> [Liste des tâches]
(1) Extrayez telles quelles les lignes fournies, en commençant par celle qui contient « candle-body (263, 195, 266, 200) » et en terminant par celle qui contient « candle-body (260, 193, 263, 202) », les deux incluses.
(2) Poursuivez l'extrait sur Kenneth White à partir de l'endroit où il s'arrête.

---------- Extrait ----------

Ses essais, parmi les premiers La Figure du dehors (1982), Une Apocalypse tranquille (1985), L’Esprit nomade (1987) sont nourris de nombreuses œuvres littéraires et philosophiques, notamment celles d’Henry David Thoreau (figure centrale pour White), de Victor Segalen ou de Friedrich Nietzsche.

En 1989, Kenneth White a fondé l’Institut international de géopoétique qui a essaimé en Europe et hors d’Europe sous la forme d’ateliers. Dans les Cahiers de géopoétique, il écrit : « Un monde, c’est ce qui émerge du rapport entre l’homme et la terre. Quand ce rapport est sensible, intelligent, complexe, le monde est monde au sens profond du mot : un bel espace où vivre pleinement.»

On donne ici quelques liens qui permettront de découvrir ou de continuer à découvrir l’œuvre du grand poète franco-écossais :
La nuit rêvée de Kenneth White, une émission de France Culture, une série d’entretiens avec de nombreuses archives radiophoniques sur des auteurs qui ont compté dans la vie et la pensée du poète : André Breton, Emile Cioran, Henri Michaux et d’autres La Nuit rêvée de … Kenneth White (radiofrance.fr)

---------- Lignes fournies ----------

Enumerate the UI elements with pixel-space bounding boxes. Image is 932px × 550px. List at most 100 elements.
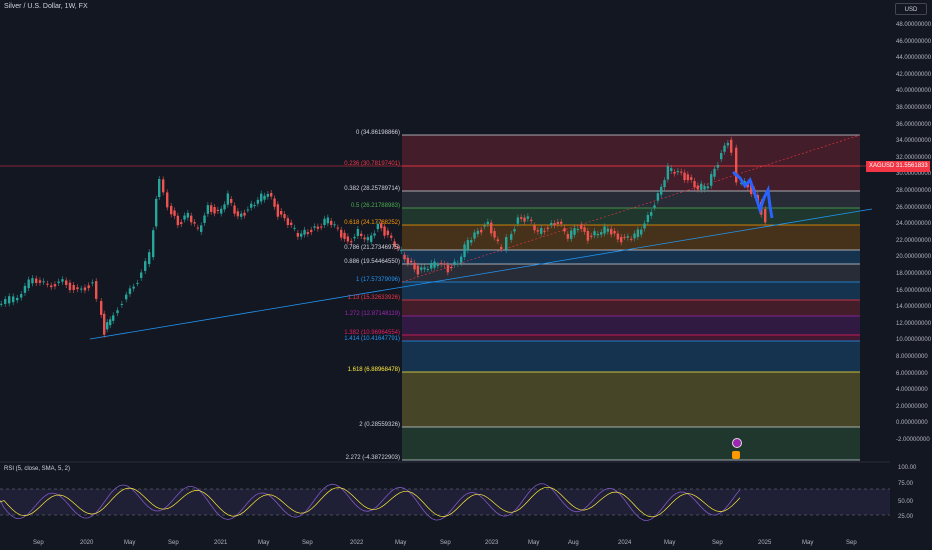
candle-body (263, 195, 266, 200)
price-chart[interactable] (0, 0, 932, 550)
candle-body (590, 235, 593, 237)
candle-body (636, 229, 640, 237)
candle-body (640, 229, 643, 235)
candle-body (686, 174, 690, 181)
candle-body (290, 222, 293, 225)
candle-body (270, 192, 273, 197)
event-flag-icon[interactable] (732, 438, 742, 448)
y-axis-label: 16.00000000 (896, 287, 932, 294)
candle-body (670, 168, 673, 171)
candle-body (183, 215, 186, 220)
candle-body (286, 218, 290, 225)
candle-body (406, 257, 410, 264)
candle-body (490, 222, 493, 234)
fib-level-label: 2.272 (-4.38722903) (345, 455, 400, 461)
fib-level-label: 1.13 (15.32633926) (347, 295, 400, 301)
candle-body (446, 264, 450, 273)
candle-body (360, 233, 363, 237)
candle-body (573, 228, 576, 235)
candle-body (423, 267, 426, 270)
candle-body (158, 179, 161, 198)
candle-body (350, 241, 353, 243)
candle-body (764, 209, 767, 223)
y-axis-label: 44.00000000 (896, 55, 932, 62)
candle-body (16, 297, 19, 301)
x-axis-label: 2025 (758, 540, 772, 546)
rsi-axis-label: 100.00 (898, 465, 917, 471)
candle-body (526, 216, 530, 219)
candle-body (560, 221, 563, 224)
fib-band (402, 191, 860, 208)
candle-body (61, 279, 64, 282)
fib-band (402, 282, 860, 300)
candle-body (186, 212, 190, 218)
candle-body (373, 233, 376, 236)
candle-body (566, 234, 570, 239)
x-axis-label: Sep (168, 540, 179, 546)
candle-body (663, 180, 666, 188)
candle-body (410, 260, 413, 263)
y-axis-label: 10.00000000 (896, 337, 932, 344)
x-axis-label: May (258, 540, 270, 546)
candle-body (540, 228, 543, 234)
y-axis-label: 42.00000000 (896, 71, 932, 78)
candle-body (553, 223, 556, 226)
candle-body (730, 139, 733, 153)
candle-body (505, 237, 508, 250)
candle-body (240, 213, 243, 217)
candle-body (260, 193, 263, 202)
candle-body (606, 228, 610, 232)
candle-body (496, 239, 500, 242)
candle-body (356, 229, 360, 236)
candle-body (666, 165, 670, 180)
candle-body (603, 226, 606, 234)
candle-body (586, 231, 590, 241)
candle-body (460, 256, 463, 263)
y-axis-label: 40.00000000 (896, 88, 932, 95)
rsi-axis-label: 75.00 (898, 481, 914, 487)
candle-body (416, 265, 420, 275)
candle-body (253, 205, 256, 207)
candle-body (4, 299, 7, 304)
candle-body (386, 230, 390, 235)
candle-body (630, 238, 633, 240)
candle-body (620, 237, 623, 243)
candle-body (87, 285, 90, 289)
candle-body (700, 183, 703, 190)
candle-body (116, 310, 119, 314)
candle-body (530, 219, 533, 221)
candle-body (246, 209, 250, 211)
candle-body (576, 228, 580, 230)
candle-body (109, 319, 112, 326)
candle-body (95, 281, 98, 299)
y-axis-label: 22.00000000 (896, 237, 932, 244)
candle-body (343, 232, 346, 239)
candle-body (483, 225, 486, 227)
candle-body (580, 224, 583, 229)
candle-body (193, 222, 196, 224)
fib-level-label: 1.414 (10.41647791) (344, 336, 400, 342)
fib-band (402, 372, 860, 427)
candle-body (144, 261, 147, 271)
candle-body (27, 279, 30, 289)
y-axis-label: 32.00000000 (896, 154, 932, 161)
fib-level-label: 0.618 (24.17788252) (344, 220, 400, 226)
candle-body (220, 208, 223, 214)
fib-level-label: 1.272 (12.87148119) (344, 311, 400, 317)
candle-body (366, 237, 370, 241)
x-axis-label: 2024 (618, 540, 632, 546)
x-axis-label: Sep (302, 540, 313, 546)
candle-body (476, 230, 480, 235)
x-axis-label: May (802, 540, 814, 546)
candle-body (180, 222, 183, 225)
candle-body (346, 236, 350, 242)
candle-body (500, 246, 503, 250)
candle-body (403, 254, 406, 260)
candle-body (453, 261, 456, 265)
fib-band (402, 335, 860, 341)
candle-body (273, 198, 276, 207)
fib-level-label: 1.618 (6.88968478) (347, 367, 400, 373)
candle-body (486, 221, 490, 225)
earnings-flag-icon[interactable] (732, 451, 740, 459)
y-axis-label: 18.00000000 (896, 271, 932, 277)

----------

> [Réponses aux tâches]
(1)
candle-body (263, 195, 266, 200)
price-chart[interactable] (0, 0, 932, 550)
candle-body (590, 235, 593, 237)
candle-body (636, 229, 640, 237)
candle-body (640, 229, 643, 235)
candle-body (686, 174, 690, 181)
candle-body (290, 222, 293, 225)
candle-body (270, 192, 273, 197)
event-flag-icon[interactable] (732, 438, 742, 448)
y-axis-label: 16.00000000 (896, 287, 932, 294)
candle-body (670, 168, 673, 171)
candle-body (183, 215, 186, 220)
candle-body (286, 218, 290, 225)
candle-body (406, 257, 410, 264)
candle-body (490, 222, 493, 234)
fib-level-label: 2.272 (-4.38722903) (345, 455, 400, 461)
fib-level-label: 1.13 (15.32633926) (347, 295, 400, 301)
candle-body (446, 264, 450, 273)
candle-body (360, 233, 363, 237)
candle-body (573, 228, 576, 235)
candle-body (423, 267, 426, 270)
candle-body (158, 179, 161, 198)
candle-body (350, 241, 353, 243)
candle-body (764, 209, 767, 223)
y-axis-label: 44.00000000 (896, 55, 932, 62)
candle-body (16, 297, 19, 301)
x-axis-label: 2025 (758, 540, 772, 546)
rsi-axis-label: 100.00 (898, 465, 917, 471)
candle-body (526, 216, 530, 219)
candle-body (560, 221, 563, 224)
fib-band (402, 191, 860, 208)
candle-body (61, 279, 64, 282)
fib-band (402, 282, 860, 300)
candle-body (186, 212, 190, 218)
candle-body (373, 233, 376, 236)
candle-body (566, 234, 570, 239)
x-axis-label: Sep (168, 540, 179, 546)
candle-body (663, 180, 666, 188)
candle-body (410, 260, 413, 263)
y-axis-label: 10.00000000 (896, 337, 932, 344)
x-axis-label: May (258, 540, 270, 546)
candle-body (540, 228, 543, 234)
y-axis-label: 42.00000000 (896, 71, 932, 78)
candle-body (553, 223, 556, 226)
candle-body (730, 139, 733, 153)
candle-body (505, 237, 508, 250)
candle-body (240, 213, 243, 217)
candle-body (260, 193, 263, 202)

(2)
Texte inaugural de l’Institut international de géopoétique Présentation de l’Institut (institut-geopoetique.org)
La page de Poezibao consacrée à Kenneth White Kenneth White (Poezibao) (typepad.com) comprenant une bibliographie.
Kenneth White et la géopoétique, sous la direction de Laurent Margantin KENNETH WHITE ET LA GÉOPOÉTIQUE – Sous la direction de Laurent Margantin – livre, ebook, epub (editions-harmattan.fr)
Le dossier Kenneth White de la Revue des Ressources Kenneth White – La Revue des Ressources réalisé par Régis Poulet.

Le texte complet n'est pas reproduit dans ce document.